'''

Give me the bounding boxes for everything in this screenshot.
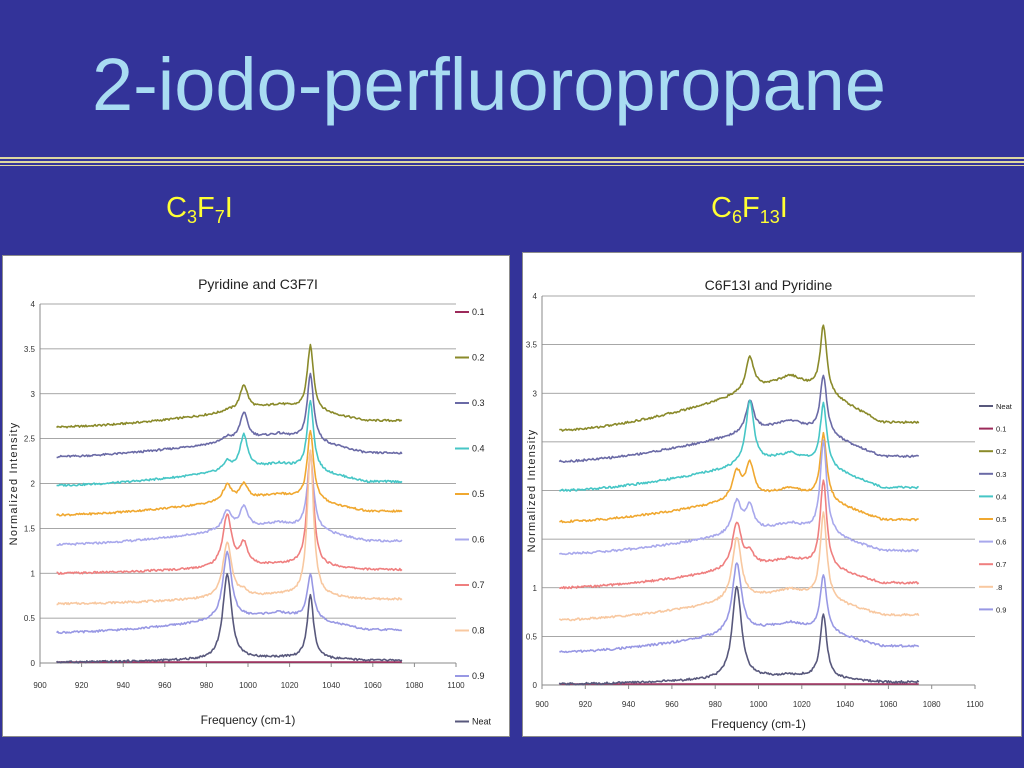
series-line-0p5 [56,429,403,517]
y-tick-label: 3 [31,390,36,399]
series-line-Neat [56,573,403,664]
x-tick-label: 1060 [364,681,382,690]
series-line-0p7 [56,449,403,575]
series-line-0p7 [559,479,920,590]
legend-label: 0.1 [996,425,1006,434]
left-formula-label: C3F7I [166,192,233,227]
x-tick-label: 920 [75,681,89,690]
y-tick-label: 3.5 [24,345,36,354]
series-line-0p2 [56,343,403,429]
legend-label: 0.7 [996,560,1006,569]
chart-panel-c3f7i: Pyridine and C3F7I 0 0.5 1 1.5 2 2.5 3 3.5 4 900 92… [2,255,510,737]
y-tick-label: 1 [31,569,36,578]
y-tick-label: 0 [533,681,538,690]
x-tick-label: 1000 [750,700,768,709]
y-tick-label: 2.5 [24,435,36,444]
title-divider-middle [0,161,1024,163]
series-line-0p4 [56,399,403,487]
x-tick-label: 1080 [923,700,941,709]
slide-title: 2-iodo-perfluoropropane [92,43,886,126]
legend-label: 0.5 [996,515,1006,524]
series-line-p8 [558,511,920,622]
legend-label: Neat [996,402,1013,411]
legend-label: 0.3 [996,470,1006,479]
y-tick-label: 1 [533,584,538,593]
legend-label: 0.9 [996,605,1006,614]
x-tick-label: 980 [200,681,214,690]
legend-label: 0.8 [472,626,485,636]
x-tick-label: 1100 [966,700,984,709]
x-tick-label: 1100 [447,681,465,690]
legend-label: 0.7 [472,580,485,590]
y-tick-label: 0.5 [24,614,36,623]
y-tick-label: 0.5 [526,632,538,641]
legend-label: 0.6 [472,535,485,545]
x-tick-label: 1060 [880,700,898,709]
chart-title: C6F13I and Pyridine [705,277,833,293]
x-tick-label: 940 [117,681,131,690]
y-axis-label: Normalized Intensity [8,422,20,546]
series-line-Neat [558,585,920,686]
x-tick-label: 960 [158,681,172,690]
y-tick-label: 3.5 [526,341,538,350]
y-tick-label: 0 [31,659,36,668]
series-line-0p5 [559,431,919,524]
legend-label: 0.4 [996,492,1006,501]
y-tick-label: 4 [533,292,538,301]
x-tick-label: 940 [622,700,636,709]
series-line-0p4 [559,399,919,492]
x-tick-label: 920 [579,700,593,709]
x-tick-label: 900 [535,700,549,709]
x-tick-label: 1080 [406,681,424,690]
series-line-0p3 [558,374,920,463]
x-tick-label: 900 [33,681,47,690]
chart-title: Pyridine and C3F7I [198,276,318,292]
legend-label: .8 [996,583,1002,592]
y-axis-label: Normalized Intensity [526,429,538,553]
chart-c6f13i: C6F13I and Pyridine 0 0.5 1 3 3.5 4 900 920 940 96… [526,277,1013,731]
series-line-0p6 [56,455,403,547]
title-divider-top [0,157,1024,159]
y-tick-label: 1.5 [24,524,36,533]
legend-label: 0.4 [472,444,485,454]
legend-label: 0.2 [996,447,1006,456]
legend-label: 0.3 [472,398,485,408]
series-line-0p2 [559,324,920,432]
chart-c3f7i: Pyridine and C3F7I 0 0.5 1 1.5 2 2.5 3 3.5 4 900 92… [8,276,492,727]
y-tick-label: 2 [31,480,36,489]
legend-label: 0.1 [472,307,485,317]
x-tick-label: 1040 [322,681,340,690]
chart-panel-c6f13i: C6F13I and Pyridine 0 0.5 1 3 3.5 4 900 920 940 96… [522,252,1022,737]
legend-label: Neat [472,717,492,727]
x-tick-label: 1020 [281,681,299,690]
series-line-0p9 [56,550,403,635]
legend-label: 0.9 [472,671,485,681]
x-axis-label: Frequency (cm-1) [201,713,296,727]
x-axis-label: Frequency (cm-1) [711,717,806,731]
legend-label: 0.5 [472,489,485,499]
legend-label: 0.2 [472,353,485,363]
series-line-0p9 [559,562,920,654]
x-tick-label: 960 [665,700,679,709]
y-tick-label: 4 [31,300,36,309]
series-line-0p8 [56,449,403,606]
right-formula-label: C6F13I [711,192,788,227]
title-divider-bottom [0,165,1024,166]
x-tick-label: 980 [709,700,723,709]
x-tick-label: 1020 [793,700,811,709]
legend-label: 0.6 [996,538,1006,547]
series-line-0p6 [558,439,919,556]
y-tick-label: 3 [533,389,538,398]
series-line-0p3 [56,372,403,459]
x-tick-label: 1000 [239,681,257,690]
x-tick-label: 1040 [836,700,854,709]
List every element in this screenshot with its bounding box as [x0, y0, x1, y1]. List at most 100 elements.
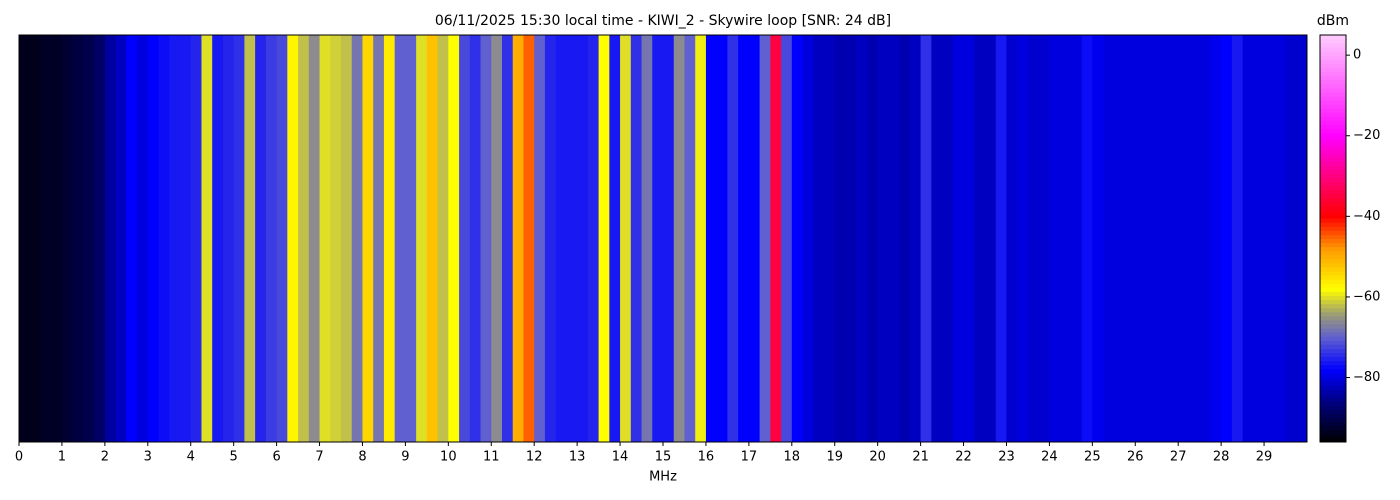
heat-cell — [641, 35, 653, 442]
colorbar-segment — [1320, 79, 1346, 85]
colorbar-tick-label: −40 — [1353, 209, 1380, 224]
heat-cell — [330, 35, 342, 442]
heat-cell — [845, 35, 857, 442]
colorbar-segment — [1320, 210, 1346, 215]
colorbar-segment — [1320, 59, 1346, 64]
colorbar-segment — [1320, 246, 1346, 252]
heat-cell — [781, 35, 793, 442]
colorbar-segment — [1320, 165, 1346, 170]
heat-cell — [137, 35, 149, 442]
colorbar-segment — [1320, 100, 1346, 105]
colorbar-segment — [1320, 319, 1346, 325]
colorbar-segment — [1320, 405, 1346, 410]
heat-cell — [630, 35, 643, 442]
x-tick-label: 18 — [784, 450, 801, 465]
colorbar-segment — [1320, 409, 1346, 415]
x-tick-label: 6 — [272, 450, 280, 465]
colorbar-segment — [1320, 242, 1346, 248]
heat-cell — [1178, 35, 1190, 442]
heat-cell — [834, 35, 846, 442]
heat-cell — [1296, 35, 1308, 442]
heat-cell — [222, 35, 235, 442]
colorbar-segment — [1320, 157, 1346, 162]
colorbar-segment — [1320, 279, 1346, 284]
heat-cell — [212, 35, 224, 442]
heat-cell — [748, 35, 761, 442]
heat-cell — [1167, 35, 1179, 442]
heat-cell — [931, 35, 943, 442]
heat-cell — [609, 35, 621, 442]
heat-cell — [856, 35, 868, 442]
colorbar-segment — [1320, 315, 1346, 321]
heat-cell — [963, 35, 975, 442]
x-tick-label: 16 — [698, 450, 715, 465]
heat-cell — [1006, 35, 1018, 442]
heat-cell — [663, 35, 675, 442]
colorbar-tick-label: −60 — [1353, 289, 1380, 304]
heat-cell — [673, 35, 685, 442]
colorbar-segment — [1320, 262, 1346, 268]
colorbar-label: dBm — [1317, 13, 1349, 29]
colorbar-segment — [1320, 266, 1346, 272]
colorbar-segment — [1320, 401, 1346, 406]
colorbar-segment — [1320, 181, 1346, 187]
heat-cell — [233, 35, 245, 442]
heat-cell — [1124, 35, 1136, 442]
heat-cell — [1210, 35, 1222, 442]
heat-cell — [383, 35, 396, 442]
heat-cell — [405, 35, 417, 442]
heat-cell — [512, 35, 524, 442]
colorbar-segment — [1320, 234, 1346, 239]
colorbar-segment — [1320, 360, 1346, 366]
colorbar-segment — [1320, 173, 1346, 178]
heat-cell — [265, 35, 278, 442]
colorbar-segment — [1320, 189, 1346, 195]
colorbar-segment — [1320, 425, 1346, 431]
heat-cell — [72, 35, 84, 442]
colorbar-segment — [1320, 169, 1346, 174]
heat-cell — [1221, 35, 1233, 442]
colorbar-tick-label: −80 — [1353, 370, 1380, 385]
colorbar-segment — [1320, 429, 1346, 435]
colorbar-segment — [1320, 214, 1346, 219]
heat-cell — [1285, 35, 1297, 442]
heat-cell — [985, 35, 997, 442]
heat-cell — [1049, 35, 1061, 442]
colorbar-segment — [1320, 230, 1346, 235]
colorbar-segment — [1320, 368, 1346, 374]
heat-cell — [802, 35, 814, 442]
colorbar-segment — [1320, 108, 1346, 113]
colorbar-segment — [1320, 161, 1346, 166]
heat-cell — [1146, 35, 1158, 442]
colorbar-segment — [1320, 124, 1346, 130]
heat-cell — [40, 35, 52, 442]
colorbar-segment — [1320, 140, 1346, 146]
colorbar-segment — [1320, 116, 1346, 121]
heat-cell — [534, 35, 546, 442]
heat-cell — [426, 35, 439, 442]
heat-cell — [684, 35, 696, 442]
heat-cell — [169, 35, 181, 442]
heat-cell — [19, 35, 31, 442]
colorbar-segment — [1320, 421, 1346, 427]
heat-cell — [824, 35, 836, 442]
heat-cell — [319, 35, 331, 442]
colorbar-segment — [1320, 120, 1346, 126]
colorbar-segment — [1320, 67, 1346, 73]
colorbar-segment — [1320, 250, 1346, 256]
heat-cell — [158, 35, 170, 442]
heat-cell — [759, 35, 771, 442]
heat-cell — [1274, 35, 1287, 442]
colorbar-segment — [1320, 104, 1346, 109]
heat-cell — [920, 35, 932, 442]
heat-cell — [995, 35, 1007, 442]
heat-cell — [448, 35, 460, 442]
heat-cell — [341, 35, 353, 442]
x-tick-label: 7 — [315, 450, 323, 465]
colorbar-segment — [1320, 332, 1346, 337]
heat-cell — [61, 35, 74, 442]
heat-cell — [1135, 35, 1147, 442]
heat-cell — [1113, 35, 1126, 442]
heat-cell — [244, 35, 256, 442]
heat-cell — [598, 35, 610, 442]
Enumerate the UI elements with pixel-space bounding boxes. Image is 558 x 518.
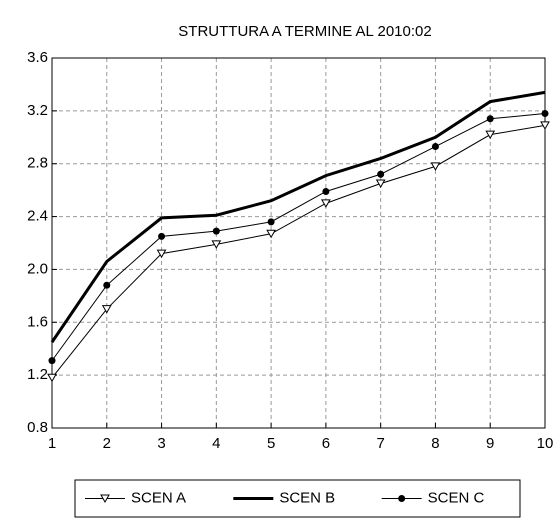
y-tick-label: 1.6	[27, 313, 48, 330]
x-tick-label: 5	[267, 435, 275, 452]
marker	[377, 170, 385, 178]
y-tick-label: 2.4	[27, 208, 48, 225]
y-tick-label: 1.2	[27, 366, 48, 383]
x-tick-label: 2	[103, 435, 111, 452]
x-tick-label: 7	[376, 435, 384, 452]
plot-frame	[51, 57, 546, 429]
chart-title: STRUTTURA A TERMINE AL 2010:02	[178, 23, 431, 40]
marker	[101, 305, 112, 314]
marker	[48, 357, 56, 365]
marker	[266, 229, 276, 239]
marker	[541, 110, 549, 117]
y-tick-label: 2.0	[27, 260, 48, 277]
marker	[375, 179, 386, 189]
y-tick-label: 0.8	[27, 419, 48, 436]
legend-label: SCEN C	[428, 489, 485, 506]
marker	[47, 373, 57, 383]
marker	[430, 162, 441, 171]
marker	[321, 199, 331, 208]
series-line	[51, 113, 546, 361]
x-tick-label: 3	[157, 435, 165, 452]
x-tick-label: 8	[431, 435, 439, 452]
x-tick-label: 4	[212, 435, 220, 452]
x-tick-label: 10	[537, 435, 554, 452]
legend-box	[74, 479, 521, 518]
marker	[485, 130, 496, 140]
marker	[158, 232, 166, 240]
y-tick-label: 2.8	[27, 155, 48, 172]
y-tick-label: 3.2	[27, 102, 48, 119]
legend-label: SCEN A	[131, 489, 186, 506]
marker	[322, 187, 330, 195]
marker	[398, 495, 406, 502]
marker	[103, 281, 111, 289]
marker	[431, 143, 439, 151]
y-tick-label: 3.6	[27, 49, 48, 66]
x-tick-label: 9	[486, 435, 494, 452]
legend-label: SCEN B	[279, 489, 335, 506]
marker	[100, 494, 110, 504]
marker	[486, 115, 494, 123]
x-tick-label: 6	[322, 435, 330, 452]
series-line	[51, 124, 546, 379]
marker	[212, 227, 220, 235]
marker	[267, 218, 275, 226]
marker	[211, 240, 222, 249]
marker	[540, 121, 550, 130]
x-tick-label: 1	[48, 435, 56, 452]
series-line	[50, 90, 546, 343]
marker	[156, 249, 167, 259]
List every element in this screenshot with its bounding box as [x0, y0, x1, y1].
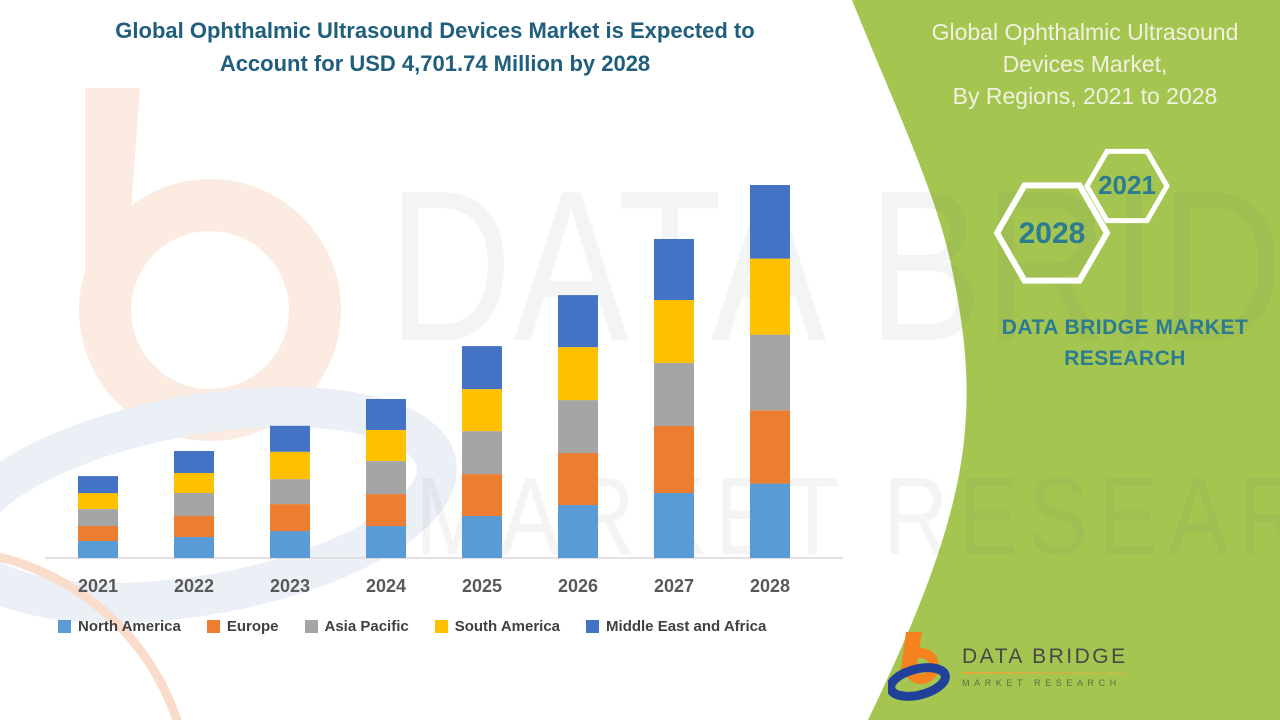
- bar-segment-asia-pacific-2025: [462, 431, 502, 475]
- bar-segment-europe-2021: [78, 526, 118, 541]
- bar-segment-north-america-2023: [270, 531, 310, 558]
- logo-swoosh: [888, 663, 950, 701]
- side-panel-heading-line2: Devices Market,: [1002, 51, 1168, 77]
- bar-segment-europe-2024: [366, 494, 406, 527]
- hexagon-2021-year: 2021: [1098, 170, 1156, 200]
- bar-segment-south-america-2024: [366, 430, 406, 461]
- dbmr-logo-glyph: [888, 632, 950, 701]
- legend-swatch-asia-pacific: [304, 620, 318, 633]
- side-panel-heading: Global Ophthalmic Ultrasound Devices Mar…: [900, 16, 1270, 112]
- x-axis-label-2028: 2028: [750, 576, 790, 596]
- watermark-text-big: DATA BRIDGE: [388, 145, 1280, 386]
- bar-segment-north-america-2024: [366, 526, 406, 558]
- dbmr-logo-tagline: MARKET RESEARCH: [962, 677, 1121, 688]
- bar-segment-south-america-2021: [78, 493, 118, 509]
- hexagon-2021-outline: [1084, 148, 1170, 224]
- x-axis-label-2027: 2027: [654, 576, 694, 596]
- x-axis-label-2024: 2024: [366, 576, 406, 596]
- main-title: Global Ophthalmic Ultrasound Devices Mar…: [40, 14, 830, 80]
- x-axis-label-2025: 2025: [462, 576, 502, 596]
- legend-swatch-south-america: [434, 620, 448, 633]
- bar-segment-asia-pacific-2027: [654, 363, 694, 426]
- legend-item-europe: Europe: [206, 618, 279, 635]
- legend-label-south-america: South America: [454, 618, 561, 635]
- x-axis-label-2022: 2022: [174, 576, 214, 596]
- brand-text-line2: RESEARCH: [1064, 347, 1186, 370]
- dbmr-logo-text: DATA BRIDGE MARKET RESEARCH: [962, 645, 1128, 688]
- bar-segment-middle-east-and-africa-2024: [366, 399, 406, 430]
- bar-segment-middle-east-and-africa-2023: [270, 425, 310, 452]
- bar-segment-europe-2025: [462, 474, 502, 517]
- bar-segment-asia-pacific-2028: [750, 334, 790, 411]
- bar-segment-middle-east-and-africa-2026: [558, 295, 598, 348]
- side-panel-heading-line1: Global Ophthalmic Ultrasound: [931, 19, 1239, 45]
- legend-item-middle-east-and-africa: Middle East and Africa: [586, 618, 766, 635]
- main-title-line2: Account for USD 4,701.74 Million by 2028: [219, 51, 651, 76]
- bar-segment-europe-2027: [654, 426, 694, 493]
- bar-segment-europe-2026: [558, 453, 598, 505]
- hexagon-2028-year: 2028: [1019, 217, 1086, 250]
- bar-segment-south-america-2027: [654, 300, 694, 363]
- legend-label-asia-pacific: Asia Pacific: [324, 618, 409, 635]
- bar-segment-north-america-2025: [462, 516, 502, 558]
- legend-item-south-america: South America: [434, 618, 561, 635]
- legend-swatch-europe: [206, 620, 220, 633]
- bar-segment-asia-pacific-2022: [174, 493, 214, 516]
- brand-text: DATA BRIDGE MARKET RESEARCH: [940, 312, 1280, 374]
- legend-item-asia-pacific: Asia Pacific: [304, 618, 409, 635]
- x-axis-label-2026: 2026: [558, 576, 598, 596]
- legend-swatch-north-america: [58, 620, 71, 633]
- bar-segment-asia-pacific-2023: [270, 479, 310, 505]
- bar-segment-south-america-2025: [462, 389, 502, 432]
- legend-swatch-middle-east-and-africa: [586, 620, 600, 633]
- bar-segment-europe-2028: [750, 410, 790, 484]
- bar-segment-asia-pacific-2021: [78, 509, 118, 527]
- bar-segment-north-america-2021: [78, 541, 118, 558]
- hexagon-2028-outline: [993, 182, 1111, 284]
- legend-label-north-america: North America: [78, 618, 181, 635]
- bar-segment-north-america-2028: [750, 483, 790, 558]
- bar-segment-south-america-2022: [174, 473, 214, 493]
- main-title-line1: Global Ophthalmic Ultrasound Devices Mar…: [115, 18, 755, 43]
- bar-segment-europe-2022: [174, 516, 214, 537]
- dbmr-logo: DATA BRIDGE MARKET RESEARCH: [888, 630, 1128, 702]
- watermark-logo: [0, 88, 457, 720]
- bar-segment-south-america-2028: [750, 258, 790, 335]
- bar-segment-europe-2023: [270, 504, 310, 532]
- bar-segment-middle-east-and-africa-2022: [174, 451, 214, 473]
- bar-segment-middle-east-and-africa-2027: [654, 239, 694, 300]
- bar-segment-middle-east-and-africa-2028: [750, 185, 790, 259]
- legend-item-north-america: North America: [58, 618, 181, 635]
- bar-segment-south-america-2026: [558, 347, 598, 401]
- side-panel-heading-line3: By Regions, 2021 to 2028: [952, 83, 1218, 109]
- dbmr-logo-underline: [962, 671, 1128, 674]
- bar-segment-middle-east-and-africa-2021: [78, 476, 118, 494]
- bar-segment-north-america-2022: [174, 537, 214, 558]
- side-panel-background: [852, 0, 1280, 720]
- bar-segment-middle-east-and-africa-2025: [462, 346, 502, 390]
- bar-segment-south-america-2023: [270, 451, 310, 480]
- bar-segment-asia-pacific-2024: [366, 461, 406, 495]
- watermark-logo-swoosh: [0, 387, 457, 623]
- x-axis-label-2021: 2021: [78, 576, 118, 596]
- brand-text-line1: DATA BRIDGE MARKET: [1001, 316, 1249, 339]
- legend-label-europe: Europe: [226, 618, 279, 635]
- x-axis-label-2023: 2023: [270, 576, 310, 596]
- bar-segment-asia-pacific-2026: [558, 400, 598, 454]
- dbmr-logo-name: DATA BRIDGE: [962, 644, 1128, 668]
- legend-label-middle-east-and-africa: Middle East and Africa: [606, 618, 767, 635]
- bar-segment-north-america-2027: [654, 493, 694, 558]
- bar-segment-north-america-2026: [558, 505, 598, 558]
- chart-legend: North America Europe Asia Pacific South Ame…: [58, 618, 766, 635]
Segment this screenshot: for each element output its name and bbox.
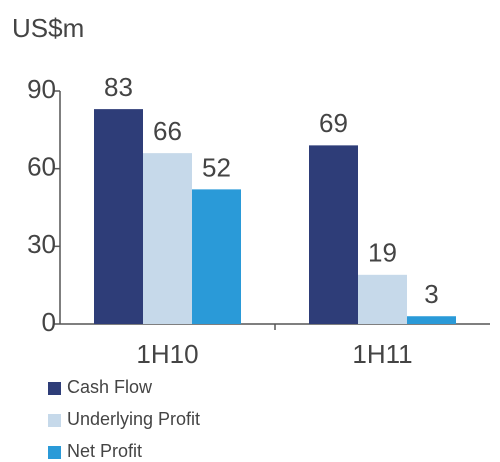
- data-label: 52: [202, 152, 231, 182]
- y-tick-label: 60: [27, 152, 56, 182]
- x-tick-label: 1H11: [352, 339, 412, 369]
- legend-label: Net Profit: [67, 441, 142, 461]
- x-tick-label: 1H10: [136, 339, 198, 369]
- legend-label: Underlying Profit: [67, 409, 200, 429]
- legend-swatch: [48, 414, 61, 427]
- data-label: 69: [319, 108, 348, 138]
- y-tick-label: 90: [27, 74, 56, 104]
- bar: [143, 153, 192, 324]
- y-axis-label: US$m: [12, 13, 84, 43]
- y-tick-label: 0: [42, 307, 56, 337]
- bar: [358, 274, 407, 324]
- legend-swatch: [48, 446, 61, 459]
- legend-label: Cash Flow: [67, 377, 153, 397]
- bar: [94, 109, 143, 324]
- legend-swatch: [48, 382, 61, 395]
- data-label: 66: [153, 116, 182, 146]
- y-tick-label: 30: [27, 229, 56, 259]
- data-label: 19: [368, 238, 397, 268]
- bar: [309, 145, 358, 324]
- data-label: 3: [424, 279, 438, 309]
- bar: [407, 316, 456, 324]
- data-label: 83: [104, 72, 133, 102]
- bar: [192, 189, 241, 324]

'''

• **EXERCISE REQUIREMENTS**: Copy out, without changes, the lines in the material above that begin at the line containing "heat-cell — [641, 35, 653, 442]" and end after the line containing "colorbar-segment — [1320, 157, 1346, 162]".

• **SOLVED EXERCISE**:
heat-cell — [641, 35, 653, 442]
colorbar-segment — [1320, 79, 1346, 85]
colorbar-tick-label: −40 — [1353, 209, 1380, 224]
heat-cell — [330, 35, 342, 442]
heat-cell — [845, 35, 857, 442]
colorbar-segment — [1320, 210, 1346, 215]
colorbar-segment — [1320, 59, 1346, 64]
colorbar-segment — [1320, 246, 1346, 252]
heat-cell — [781, 35, 793, 442]
colorbar-segment — [1320, 165, 1346, 170]
heat-cell — [137, 35, 149, 442]
colorbar-segment — [1320, 100, 1346, 105]
colorbar-segment — [1320, 319, 1346, 325]
colorbar-segment — [1320, 405, 1346, 410]
heat-cell — [630, 35, 643, 442]
x-tick-label: 18 — [784, 450, 801, 465]
colorbar-segment — [1320, 409, 1346, 415]
x-tick-label: 6 — [272, 450, 280, 465]
colorbar-segment — [1320, 242, 1346, 248]
heat-cell — [1178, 35, 1190, 442]
heat-cell — [834, 35, 846, 442]
heat-cell — [1296, 35, 1308, 442]
heat-cell — [222, 35, 235, 442]
colorbar-segment — [1320, 157, 1346, 162]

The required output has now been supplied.